What the exercise asks:
No images are to be carried over; print all other material exactly as it stands.

Items from a figure collection
————
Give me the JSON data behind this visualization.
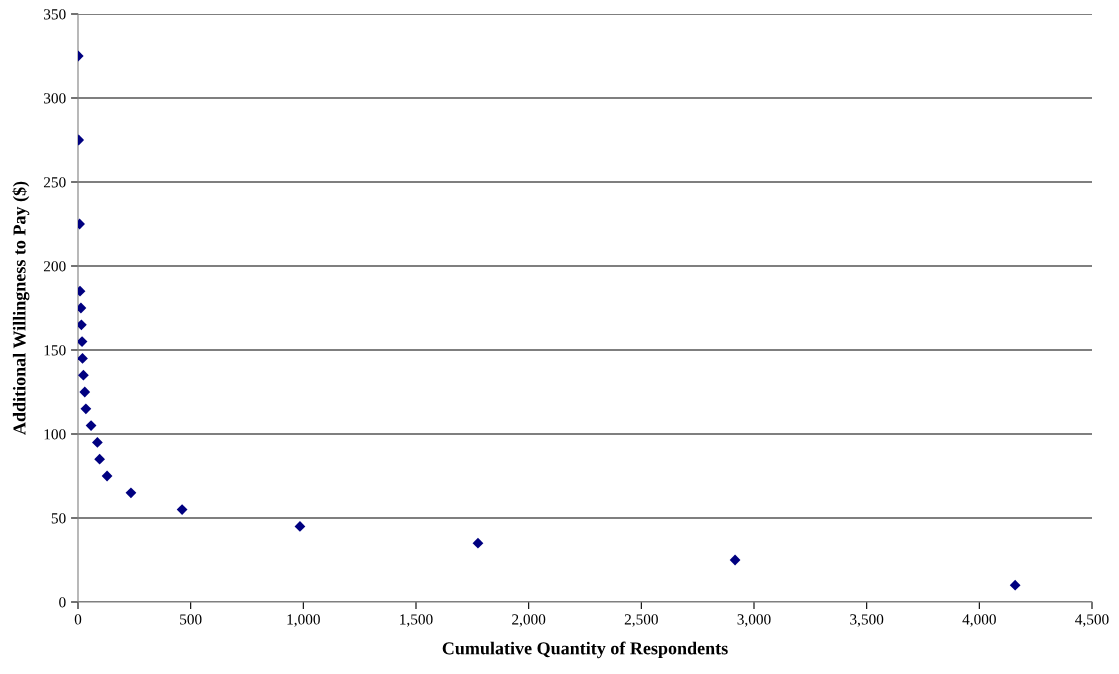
{
  "chart_data": {
    "type": "scatter",
    "xlabel": "Cumulative Quantity of Respondents",
    "ylabel": "Additional Willingness to Pay ($)",
    "x": [
      1,
      3,
      7,
      9,
      13,
      15,
      18,
      20,
      24,
      30,
      35,
      58,
      86,
      96,
      129,
      235,
      462,
      985,
      1775,
      2916,
      4159
    ],
    "series": [
      {
        "color": "#000080",
        "values": [
          325,
          275,
          225,
          185,
          175,
          165,
          155,
          145,
          135,
          125,
          115,
          105,
          95,
          85,
          75,
          65,
          55,
          45,
          35,
          25,
          10
        ]
      }
    ],
    "xlim": [
      0,
      4500
    ],
    "xticks": [
      {
        "value": 0,
        "label": "0"
      },
      {
        "value": 500,
        "label": "500"
      },
      {
        "value": 1000,
        "label": "1,000"
      },
      {
        "value": 1500,
        "label": "1,500"
      },
      {
        "value": 2000,
        "label": "2,000"
      },
      {
        "value": 2500,
        "label": "2,500"
      },
      {
        "value": 3000,
        "label": "3,000"
      },
      {
        "value": 3500,
        "label": "3,500"
      },
      {
        "value": 4000,
        "label": "4,000"
      },
      {
        "value": 4500,
        "label": "4,500"
      }
    ],
    "ylim": [
      0,
      350
    ],
    "yticks": [
      0,
      50,
      100,
      150,
      200,
      250,
      300,
      350
    ],
    "grid": "y",
    "marker": "diamond",
    "legend": false
  }
}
————
Complete output:
Give me the JSON data behind this visualization.
{
  "chart_data": {
    "type": "scatter",
    "xlabel": "Cumulative Quantity of Respondents",
    "ylabel": "Additional Willingness to Pay ($)",
    "x": [
      1,
      3,
      7,
      9,
      13,
      15,
      18,
      20,
      24,
      30,
      35,
      58,
      86,
      96,
      129,
      235,
      462,
      985,
      1775,
      2916,
      4159
    ],
    "series": [
      {
        "color": "#000080",
        "values": [
          325,
          275,
          225,
          185,
          175,
          165,
          155,
          145,
          135,
          125,
          115,
          105,
          95,
          85,
          75,
          65,
          55,
          45,
          35,
          25,
          10
        ]
      }
    ],
    "xlim": [
      0,
      4500
    ],
    "xticks": [
      {
        "value": 0,
        "label": "0"
      },
      {
        "value": 500,
        "label": "500"
      },
      {
        "value": 1000,
        "label": "1,000"
      },
      {
        "value": 1500,
        "label": "1,500"
      },
      {
        "value": 2000,
        "label": "2,000"
      },
      {
        "value": 2500,
        "label": "2,500"
      },
      {
        "value": 3000,
        "label": "3,000"
      },
      {
        "value": 3500,
        "label": "3,500"
      },
      {
        "value": 4000,
        "label": "4,000"
      },
      {
        "value": 4500,
        "label": "4,500"
      }
    ],
    "ylim": [
      0,
      350
    ],
    "yticks": [
      0,
      50,
      100,
      150,
      200,
      250,
      300,
      350
    ],
    "grid": "y",
    "marker": "diamond",
    "legend": false
  }
}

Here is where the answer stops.